━━ Data to process

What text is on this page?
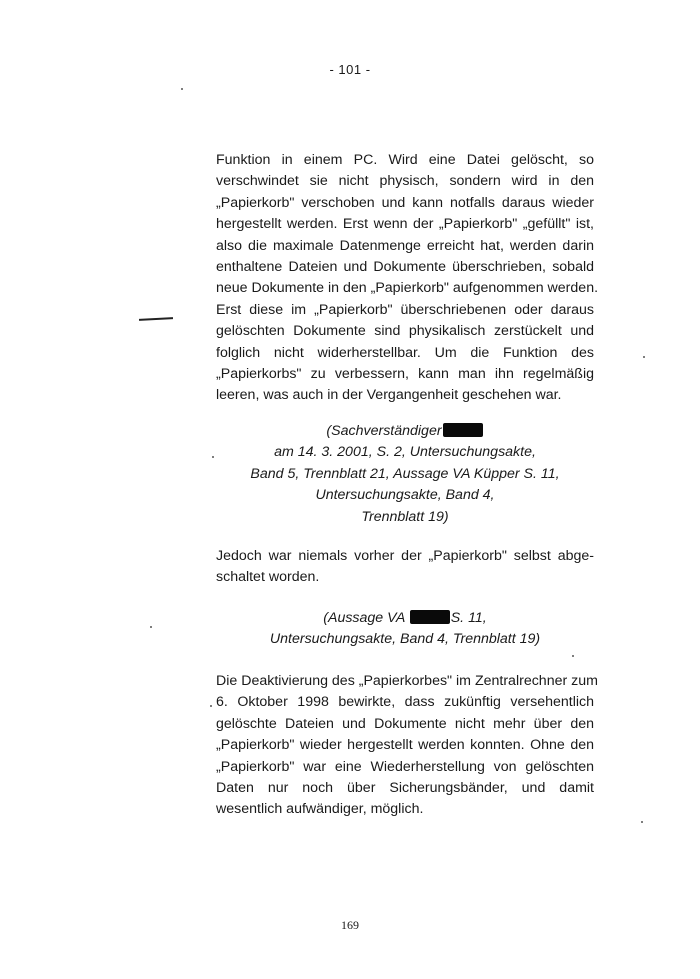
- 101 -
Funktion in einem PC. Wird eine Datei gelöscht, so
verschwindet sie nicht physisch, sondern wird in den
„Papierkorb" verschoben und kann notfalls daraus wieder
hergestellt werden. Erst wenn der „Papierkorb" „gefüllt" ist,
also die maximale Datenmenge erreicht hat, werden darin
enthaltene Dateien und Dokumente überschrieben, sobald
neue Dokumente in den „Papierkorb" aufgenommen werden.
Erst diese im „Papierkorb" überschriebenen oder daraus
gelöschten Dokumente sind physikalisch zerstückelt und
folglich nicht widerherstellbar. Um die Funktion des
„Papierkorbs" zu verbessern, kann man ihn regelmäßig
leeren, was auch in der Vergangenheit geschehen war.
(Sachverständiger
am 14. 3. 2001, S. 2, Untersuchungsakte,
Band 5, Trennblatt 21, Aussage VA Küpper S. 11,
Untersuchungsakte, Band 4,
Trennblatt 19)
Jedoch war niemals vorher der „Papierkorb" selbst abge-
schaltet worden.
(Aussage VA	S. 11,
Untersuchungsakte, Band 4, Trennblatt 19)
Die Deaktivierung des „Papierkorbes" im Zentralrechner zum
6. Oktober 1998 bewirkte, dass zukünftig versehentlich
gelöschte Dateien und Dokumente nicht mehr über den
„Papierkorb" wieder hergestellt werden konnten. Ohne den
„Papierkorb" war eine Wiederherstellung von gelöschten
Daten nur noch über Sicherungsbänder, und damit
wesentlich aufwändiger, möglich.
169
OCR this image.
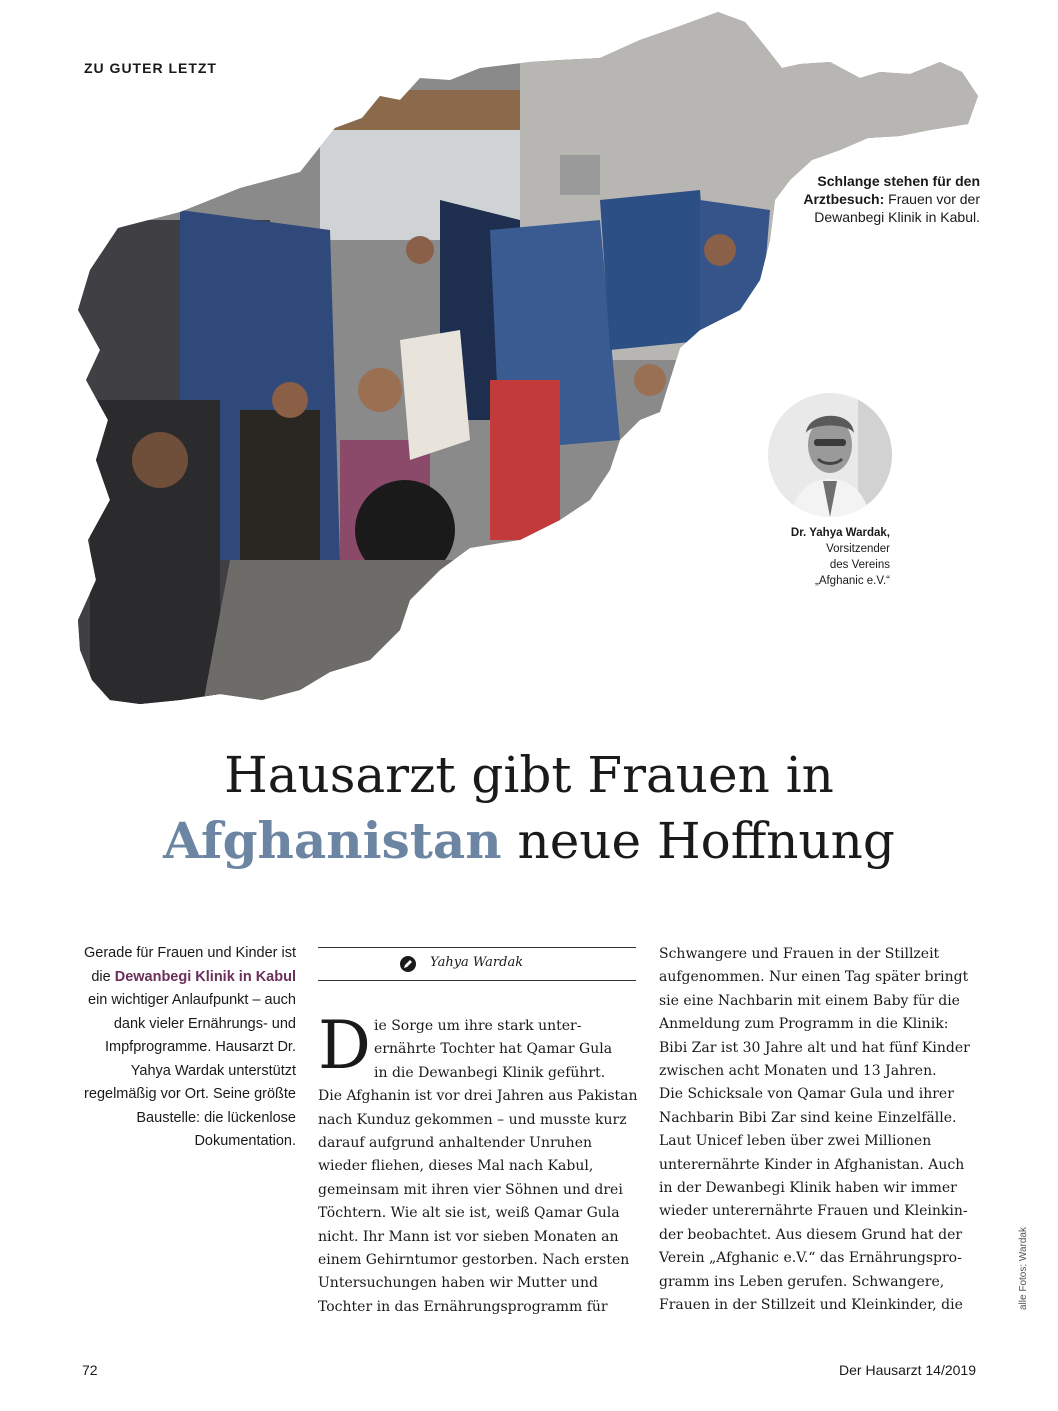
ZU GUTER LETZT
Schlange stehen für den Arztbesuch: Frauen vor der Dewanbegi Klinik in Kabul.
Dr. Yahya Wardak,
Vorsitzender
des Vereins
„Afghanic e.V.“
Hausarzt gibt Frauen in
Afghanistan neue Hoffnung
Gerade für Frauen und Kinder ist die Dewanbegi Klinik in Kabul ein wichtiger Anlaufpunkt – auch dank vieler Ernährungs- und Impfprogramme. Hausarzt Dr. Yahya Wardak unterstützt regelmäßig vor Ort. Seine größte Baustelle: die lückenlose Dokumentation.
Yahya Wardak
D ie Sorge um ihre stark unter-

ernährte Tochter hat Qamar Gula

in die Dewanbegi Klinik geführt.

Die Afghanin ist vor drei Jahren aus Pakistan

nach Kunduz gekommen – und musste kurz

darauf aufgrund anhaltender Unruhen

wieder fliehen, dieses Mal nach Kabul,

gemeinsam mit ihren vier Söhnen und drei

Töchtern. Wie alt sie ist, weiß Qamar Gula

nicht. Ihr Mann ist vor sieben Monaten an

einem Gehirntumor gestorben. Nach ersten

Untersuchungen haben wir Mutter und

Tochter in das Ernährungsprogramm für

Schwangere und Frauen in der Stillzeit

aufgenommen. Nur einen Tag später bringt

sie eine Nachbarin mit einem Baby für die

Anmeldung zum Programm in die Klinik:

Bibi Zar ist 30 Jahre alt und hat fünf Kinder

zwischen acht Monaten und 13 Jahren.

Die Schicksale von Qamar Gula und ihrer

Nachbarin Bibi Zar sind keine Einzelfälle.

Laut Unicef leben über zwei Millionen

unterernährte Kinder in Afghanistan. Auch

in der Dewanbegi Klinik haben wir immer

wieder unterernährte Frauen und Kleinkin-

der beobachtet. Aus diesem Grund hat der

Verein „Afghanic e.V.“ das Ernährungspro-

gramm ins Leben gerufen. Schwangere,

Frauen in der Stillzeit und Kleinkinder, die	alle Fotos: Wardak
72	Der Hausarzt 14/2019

━━━━

> **Task directions**
Word-for-word output of every record is needed, with images omitted.

> **Solution for this problem**
What text is on this page?
- 101 -
Funktion in einem PC. Wird eine Datei gelöscht, so
verschwindet sie nicht physisch, sondern wird in den
„Papierkorb" verschoben und kann notfalls daraus wieder
hergestellt werden. Erst wenn der „Papierkorb" „gefüllt" ist,
also die maximale Datenmenge erreicht hat, werden darin
enthaltene Dateien und Dokumente überschrieben, sobald
neue Dokumente in den „Papierkorb" aufgenommen werden.
Erst diese im „Papierkorb" überschriebenen oder daraus
gelöschten Dokumente sind physikalisch zerstückelt und
folglich nicht widerherstellbar. Um die Funktion des
„Papierkorbs" zu verbessern, kann man ihn regelmäßig
leeren, was auch in der Vergangenheit geschehen war.
(Sachverständiger
am 14. 3. 2001, S. 2, Untersuchungsakte,
Band 5, Trennblatt 21, Aussage VA Küpper S. 11,
Untersuchungsakte, Band 4,
Trennblatt 19)
Jedoch war niemals vorher der „Papierkorb" selbst abge-
schaltet worden.
(Aussage VA	S. 11,
Untersuchungsakte, Band 4, Trennblatt 19)
Die Deaktivierung des „Papierkorbes" im Zentralrechner zum
6. Oktober 1998 bewirkte, dass zukünftig versehentlich
gelöschte Dateien und Dokumente nicht mehr über den
„Papierkorb" wieder hergestellt werden konnten. Ohne den
„Papierkorb" war eine Wiederherstellung von gelöschten
Daten nur noch über Sicherungsbänder, und damit
wesentlich aufwändiger, möglich.
169
OCR this image.
ZU GUTER LETZT
Schlange stehen für den Arztbesuch: Frauen vor der Dewanbegi Klinik in Kabul.
Dr. Yahya Wardak,
Vorsitzender
des Vereins
„Afghanic e.V.“
Hausarzt gibt Frauen in
Afghanistan neue Hoffnung
Gerade für Frauen und Kinder ist die Dewanbegi Klinik in Kabul ein wichtiger Anlaufpunkt – auch dank vieler Ernährungs- und Impfprogramme. Hausarzt Dr. Yahya Wardak unterstützt regelmäßig vor Ort. Seine größte Baustelle: die lückenlose Dokumentation.
Yahya Wardak
D ie Sorge um ihre stark unter-

ernährte Tochter hat Qamar Gula

in die Dewanbegi Klinik geführt.

Die Afghanin ist vor drei Jahren aus Pakistan

nach Kunduz gekommen – und musste kurz

darauf aufgrund anhaltender Unruhen

wieder fliehen, dieses Mal nach Kabul,

gemeinsam mit ihren vier Söhnen und drei

Töchtern. Wie alt sie ist, weiß Qamar Gula

nicht. Ihr Mann ist vor sieben Monaten an

einem Gehirntumor gestorben. Nach ersten

Untersuchungen haben wir Mutter und

Tochter in das Ernährungsprogramm für

Schwangere und Frauen in der Stillzeit

aufgenommen. Nur einen Tag später bringt

sie eine Nachbarin mit einem Baby für die

Anmeldung zum Programm in die Klinik:

Bibi Zar ist 30 Jahre alt und hat fünf Kinder

zwischen acht Monaten und 13 Jahren.

Die Schicksale von Qamar Gula und ihrer

Nachbarin Bibi Zar sind keine Einzelfälle.

Laut Unicef leben über zwei Millionen

unterernährte Kinder in Afghanistan. Auch

in der Dewanbegi Klinik haben wir immer

wieder unterernährte Frauen und Kleinkin-

der beobachtet. Aus diesem Grund hat der

Verein „Afghanic e.V.“ das Ernährungspro-

gramm ins Leben gerufen. Schwangere,

Frauen in der Stillzeit und Kleinkinder, die	alle Fotos: Wardak
72	Der Hausarzt 14/2019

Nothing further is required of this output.